**TASK DESCRIPTION:**
All lines holding the string "Częstochowa" are to be shown.

==========

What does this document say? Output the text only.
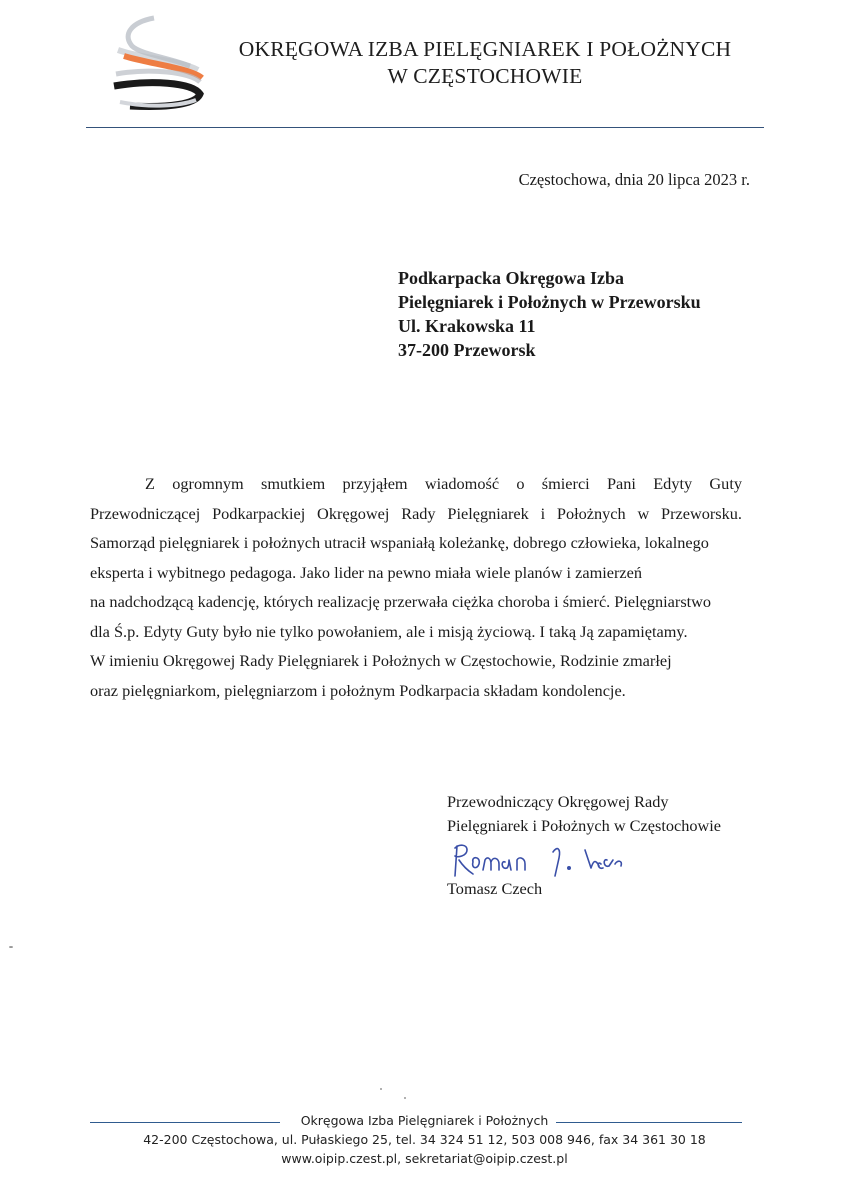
OKRĘGOWA IZBA PIELĘGNIAREK I POŁOŻNYCH
W CZĘSTOCHOWIE
Częstochowa, dnia 20 lipca 2023 r.
Podkarpacka Okręgowa Izba
Pielęgniarek i Położnych w Przeworsku
Ul. Krakowska 11
37-200 Przeworsk
Z ogromnym smutkiem przyjąłem wiadomość o śmierci Pani Edyty Guty
Przewodniczącej Podkarpackiej Okręgowej Rady Pielęgniarek i Położnych w Przeworsku.
Samorząd pielęgniarek i położnych utracił wspaniałą koleżankę, dobrego człowieka, lokalnego
eksperta i wybitnego pedagoga. Jako lider na pewno miała wiele planów i zamierzeń
na nadchodzącą kadencję, których realizację przerwała ciężka choroba i śmierć. Pielęgniarstwo
dla Ś.p. Edyty Guty było nie tylko powołaniem, ale i misją życiową. I taką Ją zapamiętamy.
W imieniu Okręgowej Rady Pielęgniarek i Położnych w Częstochowie, Rodzinie zmarłej
oraz pielęgniarkom, pielęgniarzom i położnym Podkarpacia składam kondolencje.
Przewodniczący Okręgowej Rady
Pielęgniarek i Położnych w Częstochowie
Tomasz Czech
Okręgowa Izba Pielęgniarek i Położnych
42-200 Częstochowa, ul. Pułaskiego 25, tel. 34 324 51 12, 503 008 946, fax 34 361 30 18
www.oipip.czest.pl, sekretariat@oipip.czest.pl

==========

**COMPLETED EXERCISE:**
Częstochowa, dnia 20 lipca 2023 r.
42-200 Częstochowa, ul. Pułaskiego 25, tel. 34 324 51 12, 503 008 946, fax 34 361 30 18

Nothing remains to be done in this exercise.